▶ _What to do_
List, from the lines below, each one with "handle" in it.

▶ _Data rows_
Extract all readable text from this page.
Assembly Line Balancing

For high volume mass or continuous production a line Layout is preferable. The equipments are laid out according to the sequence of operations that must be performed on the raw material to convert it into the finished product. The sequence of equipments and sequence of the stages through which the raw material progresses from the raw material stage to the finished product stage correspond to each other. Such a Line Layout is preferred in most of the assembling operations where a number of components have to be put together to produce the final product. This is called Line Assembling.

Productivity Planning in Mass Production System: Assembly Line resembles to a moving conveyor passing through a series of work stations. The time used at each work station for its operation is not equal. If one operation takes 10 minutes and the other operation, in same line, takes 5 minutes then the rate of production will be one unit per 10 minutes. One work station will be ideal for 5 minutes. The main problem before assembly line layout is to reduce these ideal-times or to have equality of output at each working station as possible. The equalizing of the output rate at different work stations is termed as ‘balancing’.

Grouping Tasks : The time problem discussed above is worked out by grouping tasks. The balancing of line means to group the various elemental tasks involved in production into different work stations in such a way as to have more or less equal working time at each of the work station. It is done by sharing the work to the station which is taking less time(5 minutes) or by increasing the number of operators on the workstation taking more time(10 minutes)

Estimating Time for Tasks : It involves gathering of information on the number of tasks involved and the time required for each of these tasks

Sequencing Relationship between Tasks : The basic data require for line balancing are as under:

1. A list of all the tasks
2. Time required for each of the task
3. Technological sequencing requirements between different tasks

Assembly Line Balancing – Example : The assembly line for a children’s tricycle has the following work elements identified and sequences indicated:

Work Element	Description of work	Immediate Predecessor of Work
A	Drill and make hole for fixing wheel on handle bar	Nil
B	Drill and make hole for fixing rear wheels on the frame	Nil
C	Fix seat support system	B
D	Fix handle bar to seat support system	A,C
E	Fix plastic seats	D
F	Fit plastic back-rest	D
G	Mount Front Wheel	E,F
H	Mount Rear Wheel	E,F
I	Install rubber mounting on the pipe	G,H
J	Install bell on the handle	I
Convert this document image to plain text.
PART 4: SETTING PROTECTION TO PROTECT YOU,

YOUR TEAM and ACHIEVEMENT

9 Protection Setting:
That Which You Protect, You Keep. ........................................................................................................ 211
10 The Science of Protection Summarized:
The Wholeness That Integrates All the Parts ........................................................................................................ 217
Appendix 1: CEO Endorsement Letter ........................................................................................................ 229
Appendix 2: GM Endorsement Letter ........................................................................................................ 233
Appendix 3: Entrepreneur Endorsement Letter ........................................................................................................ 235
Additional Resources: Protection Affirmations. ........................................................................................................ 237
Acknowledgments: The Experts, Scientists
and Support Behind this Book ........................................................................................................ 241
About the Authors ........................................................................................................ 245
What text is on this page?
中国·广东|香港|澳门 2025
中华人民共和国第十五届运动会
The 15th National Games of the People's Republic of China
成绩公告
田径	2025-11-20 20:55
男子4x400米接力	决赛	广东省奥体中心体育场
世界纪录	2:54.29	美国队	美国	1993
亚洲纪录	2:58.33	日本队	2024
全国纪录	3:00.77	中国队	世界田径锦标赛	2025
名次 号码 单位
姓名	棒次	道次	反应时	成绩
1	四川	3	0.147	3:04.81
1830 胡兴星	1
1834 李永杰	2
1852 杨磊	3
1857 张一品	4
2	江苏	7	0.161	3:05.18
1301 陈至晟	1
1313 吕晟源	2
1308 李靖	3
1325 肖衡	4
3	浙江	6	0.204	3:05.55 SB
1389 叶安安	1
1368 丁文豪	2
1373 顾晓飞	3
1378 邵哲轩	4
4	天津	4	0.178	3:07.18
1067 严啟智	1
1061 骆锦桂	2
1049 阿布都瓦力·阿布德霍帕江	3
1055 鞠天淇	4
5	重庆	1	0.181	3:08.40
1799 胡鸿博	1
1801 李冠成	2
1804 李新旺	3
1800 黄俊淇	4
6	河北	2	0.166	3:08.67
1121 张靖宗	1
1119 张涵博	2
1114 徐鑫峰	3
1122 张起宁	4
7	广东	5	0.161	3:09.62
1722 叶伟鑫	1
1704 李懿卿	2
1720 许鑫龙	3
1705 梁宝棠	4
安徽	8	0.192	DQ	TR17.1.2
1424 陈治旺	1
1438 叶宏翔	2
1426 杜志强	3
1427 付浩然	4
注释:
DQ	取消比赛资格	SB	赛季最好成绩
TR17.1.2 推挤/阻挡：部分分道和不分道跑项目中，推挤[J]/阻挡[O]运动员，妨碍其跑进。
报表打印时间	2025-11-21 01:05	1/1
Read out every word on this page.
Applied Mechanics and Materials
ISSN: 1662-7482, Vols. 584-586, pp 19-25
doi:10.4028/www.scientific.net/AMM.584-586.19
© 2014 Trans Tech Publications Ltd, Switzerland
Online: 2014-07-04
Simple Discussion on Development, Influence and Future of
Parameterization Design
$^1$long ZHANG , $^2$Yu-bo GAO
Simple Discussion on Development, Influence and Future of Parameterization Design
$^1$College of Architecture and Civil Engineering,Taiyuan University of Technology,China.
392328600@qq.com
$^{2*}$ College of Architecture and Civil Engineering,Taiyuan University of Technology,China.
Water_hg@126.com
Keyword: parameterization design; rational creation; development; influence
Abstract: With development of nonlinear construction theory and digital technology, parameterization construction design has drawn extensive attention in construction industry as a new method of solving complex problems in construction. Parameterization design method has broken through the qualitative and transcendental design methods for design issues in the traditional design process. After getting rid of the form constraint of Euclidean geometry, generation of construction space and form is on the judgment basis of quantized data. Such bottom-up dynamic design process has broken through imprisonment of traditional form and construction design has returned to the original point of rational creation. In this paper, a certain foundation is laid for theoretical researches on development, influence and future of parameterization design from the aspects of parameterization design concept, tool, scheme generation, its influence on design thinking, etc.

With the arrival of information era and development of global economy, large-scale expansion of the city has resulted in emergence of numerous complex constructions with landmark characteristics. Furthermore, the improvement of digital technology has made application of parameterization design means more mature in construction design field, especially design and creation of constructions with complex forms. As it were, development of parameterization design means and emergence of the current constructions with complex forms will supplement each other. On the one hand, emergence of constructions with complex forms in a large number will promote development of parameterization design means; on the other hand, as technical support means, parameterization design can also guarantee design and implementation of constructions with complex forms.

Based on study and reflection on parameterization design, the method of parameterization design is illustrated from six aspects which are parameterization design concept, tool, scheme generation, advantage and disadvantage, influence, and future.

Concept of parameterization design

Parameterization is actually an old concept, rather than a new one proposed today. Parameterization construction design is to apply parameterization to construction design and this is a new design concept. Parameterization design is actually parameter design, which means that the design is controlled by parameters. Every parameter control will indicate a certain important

▶ _Reply_
A	Drill and make hole for fixing wheel on handle bar	Nil
D	Fix handle bar to seat support system	A,C
J	Install bell on the handle	I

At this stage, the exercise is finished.